+++ DATASET RECORDS

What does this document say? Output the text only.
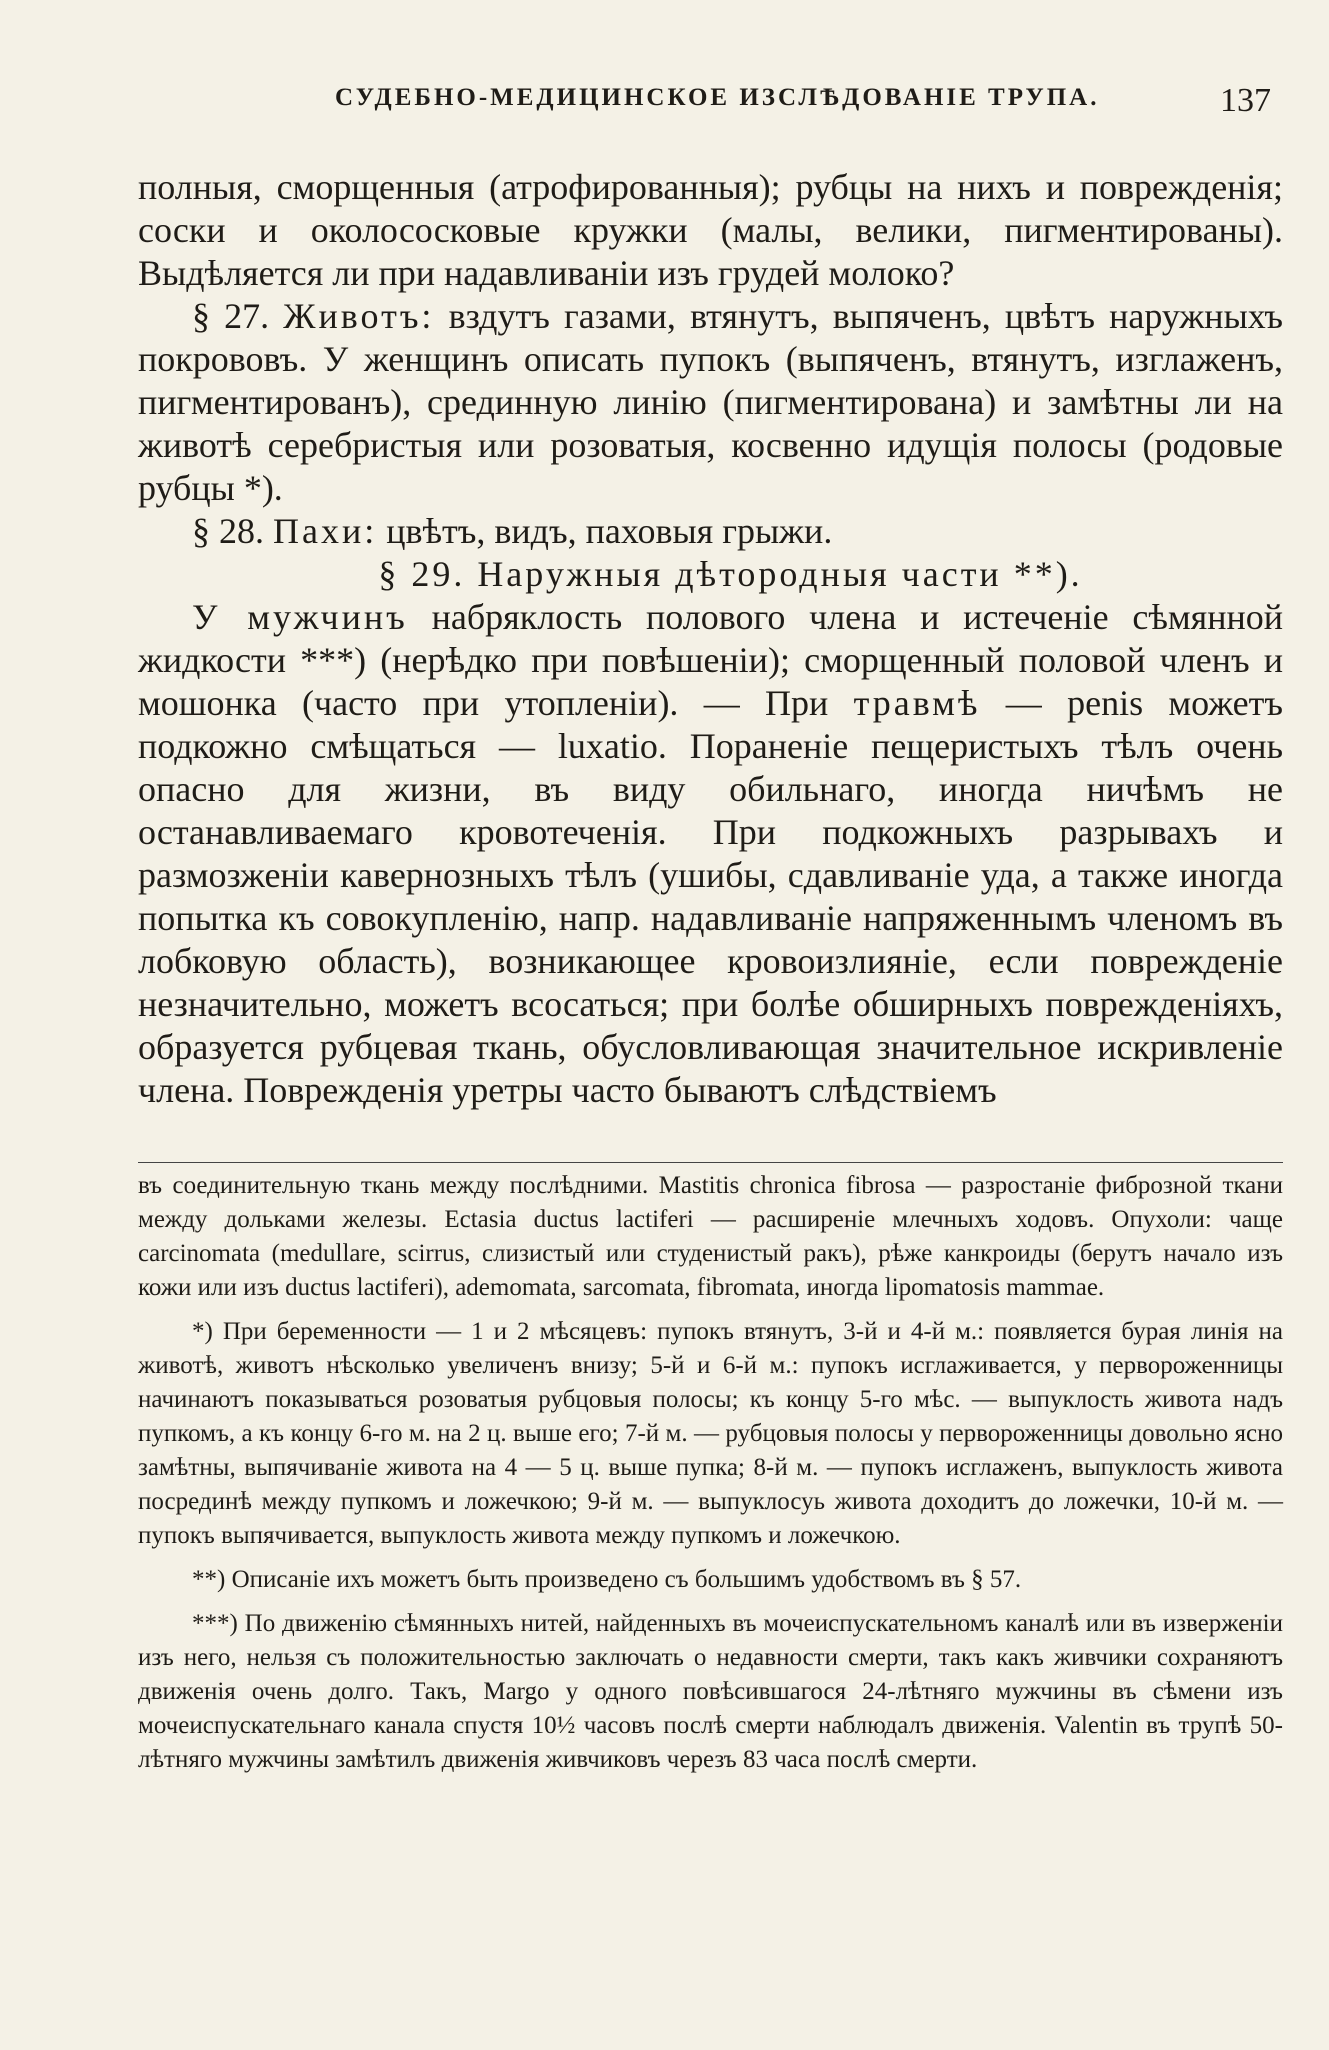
СУДЕБНО-МЕДИЦИНСКОЕ ИЗСЛѢДОВАНІЕ ТРУПА.	137

полныя, сморщенныя (атрофированныя); рубцы на нихъ и поврежденія; соски и околососковые кружки (малы, велики, пигментированы). Выдѣляется ли при надавливаніи изъ грудей молоко?

§ 27. Животъ: вздутъ газами, втянутъ, выпяченъ, цвѣтъ наружныхъ покрововъ. У женщинъ описать пупокъ (выпяченъ, втянутъ, изглаженъ, пигментированъ), срединную линію (пигментирована) и замѣтны ли на животѣ серебристыя или розоватыя, косвенно идущія полосы (родовые рубцы *).

§ 28. Пахи: цвѣтъ, видъ, паховыя грыжи.

§ 29. Наружныя дѣтородныя части **).

У мужчинъ набряклость полового члена и истеченіе сѣмянной жидкости ***) (нерѣдко при повѣшеніи); сморщенный половой членъ и мошонка (часто при утопленіи). — При травмѣ — penis можетъ подкожно смѣщаться — luxatio. Пораненіе пещеристыхъ тѣлъ очень опасно для жизни, въ виду обильнаго, иногда ничѣмъ не останавливаемаго кровотеченія. При подкожныхъ разрывахъ и размозженіи кавернозныхъ тѣлъ (ушибы, сдавливаніе уда, а также иногда попытка къ совокупленію, напр. надавливаніе напряженнымъ членомъ въ лобковую область), возникающее кровоизлияніе, если поврежденіе незначительно, можетъ всосаться; при болѣе обширныхъ поврежденіяхъ, образуется рубцевая ткань, обусловливающая значительное искривленіе члена. Поврежденія уретры часто бываютъ слѣдствіемъ

въ соединительную ткань между послѣдними. Mastitis chronica fibrosa — разростаніе фиброзной ткани между дольками железы. Ectasia ductus lactiferi — расширеніе млечныхъ ходовъ. Опухоли: чаще carcinomata (medullare, scirrus, слизистый или студенистый ракъ), рѣже канкроиды (берутъ начало изъ кожи или изъ ductus lactiferi), ademomata, sarcomata, fibromata, иногда lipomatosis mammae.

*) При беременности — 1 и 2 мѣсяцевъ: пупокъ втянутъ, 3-й и 4-й м.: появляется бурая линія на животѣ, животъ нѣсколько увеличенъ внизу; 5-й и 6-й м.: пупокъ исглаживается, у первороженницы начинаютъ показываться розоватыя рубцовыя полосы; къ концу 5-го мѣс. — выпуклость живота надъ пупкомъ, а къ концу 6-го м. на 2 ц. выше его; 7-й м. — рубцовыя полосы у первороженницы довольно ясно замѣтны, выпячиваніе живота на 4 — 5 ц. выше пупка; 8-й м. — пупокъ исглаженъ, выпуклость живота посрединѣ между пупкомъ и ложечкою; 9-й м. — выпуклосуь живота доходитъ до ложечки, 10-й м. — пупокъ выпячивается, выпуклость живота между пупкомъ и ложечкою.

**) Описаніе ихъ можетъ быть произведено съ большимъ удобствомъ въ § 57.

***) По движенію сѣмянныхъ нитей, найденныхъ въ мочеиспускательномъ каналѣ или въ изверженіи изъ него, нельзя съ положительностью заключать о недавности смерти, такъ какъ живчики сохраняютъ движенія очень долго. Такъ, Margo у одного повѣсившагося 24-лѣтняго мужчины въ сѣмени изъ мочеиспускательнаго канала спустя 10½ часовъ послѣ смерти наблюдалъ движенія. Valentin въ трупѣ 50-лѣтняго мужчины замѣтилъ движенія живчиковъ черезъ 83 часа послѣ смерти.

++++++

## EXERCISE
From the data above, write out everything exactly except the pictures.

## WORKED ANSWER
What does this document say? Output the text only.
СУДЕБНО-МЕДИЦИНСКОЕ ИЗСЛѢДОВАНІЕ ТРУПА.	137

полныя, сморщенныя (атрофированныя); рубцы на нихъ и поврежденія; соски и околососковые кружки (малы, велики, пигментированы). Выдѣляется ли при надавливаніи изъ грудей молоко?

§ 27. Животъ: вздутъ газами, втянутъ, выпяченъ, цвѣтъ наружныхъ покрововъ. У женщинъ описать пупокъ (выпяченъ, втянутъ, изглаженъ, пигментированъ), срединную линію (пигментирована) и замѣтны ли на животѣ серебристыя или розоватыя, косвенно идущія полосы (родовые рубцы *).

§ 28. Пахи: цвѣтъ, видъ, паховыя грыжи.

§ 29. Наружныя дѣтородныя части **).

У мужчинъ набряклость полового члена и истеченіе сѣмянной жидкости ***) (нерѣдко при повѣшеніи); сморщенный половой членъ и мошонка (часто при утопленіи). — При травмѣ — penis можетъ подкожно смѣщаться — luxatio. Пораненіе пещеристыхъ тѣлъ очень опасно для жизни, въ виду обильнаго, иногда ничѣмъ не останавливаемаго кровотеченія. При подкожныхъ разрывахъ и размозженіи кавернозныхъ тѣлъ (ушибы, сдавливаніе уда, а также иногда попытка къ совокупленію, напр. надавливаніе напряженнымъ членомъ въ лобковую область), возникающее кровоизлияніе, если поврежденіе незначительно, можетъ всосаться; при болѣе обширныхъ поврежденіяхъ, образуется рубцевая ткань, обусловливающая значительное искривленіе члена. Поврежденія уретры часто бываютъ слѣдствіемъ

въ соединительную ткань между послѣдними. Mastitis chronica fibrosa — разростаніе фиброзной ткани между дольками железы. Ectasia ductus lactiferi — расширеніе млечныхъ ходовъ. Опухоли: чаще carcinomata (medullare, scirrus, слизистый или студенистый ракъ), рѣже канкроиды (берутъ начало изъ кожи или изъ ductus lactiferi), ademomata, sarcomata, fibromata, иногда lipomatosis mammae.

*) При беременности — 1 и 2 мѣсяцевъ: пупокъ втянутъ, 3-й и 4-й м.: появляется бурая линія на животѣ, животъ нѣсколько увеличенъ внизу; 5-й и 6-й м.: пупокъ исглаживается, у первороженницы начинаютъ показываться розоватыя рубцовыя полосы; къ концу 5-го мѣс. — выпуклость живота надъ пупкомъ, а къ концу 6-го м. на 2 ц. выше его; 7-й м. — рубцовыя полосы у первороженницы довольно ясно замѣтны, выпячиваніе живота на 4 — 5 ц. выше пупка; 8-й м. — пупокъ исглаженъ, выпуклость живота посрединѣ между пупкомъ и ложечкою; 9-й м. — выпуклосуь живота доходитъ до ложечки, 10-й м. — пупокъ выпячивается, выпуклость живота между пупкомъ и ложечкою.

**) Описаніе ихъ можетъ быть произведено съ большимъ удобствомъ въ § 57.

***) По движенію сѣмянныхъ нитей, найденныхъ въ мочеиспускательномъ каналѣ или въ изверженіи изъ него, нельзя съ положительностью заключать о недавности смерти, такъ какъ живчики сохраняютъ движенія очень долго. Такъ, Margo у одного повѣсившагося 24-лѣтняго мужчины въ сѣмени изъ мочеиспускательнаго канала спустя 10½ часовъ послѣ смерти наблюдалъ движенія. Valentin въ трупѣ 50-лѣтняго мужчины замѣтилъ движенія живчиковъ черезъ 83 часа послѣ смерти.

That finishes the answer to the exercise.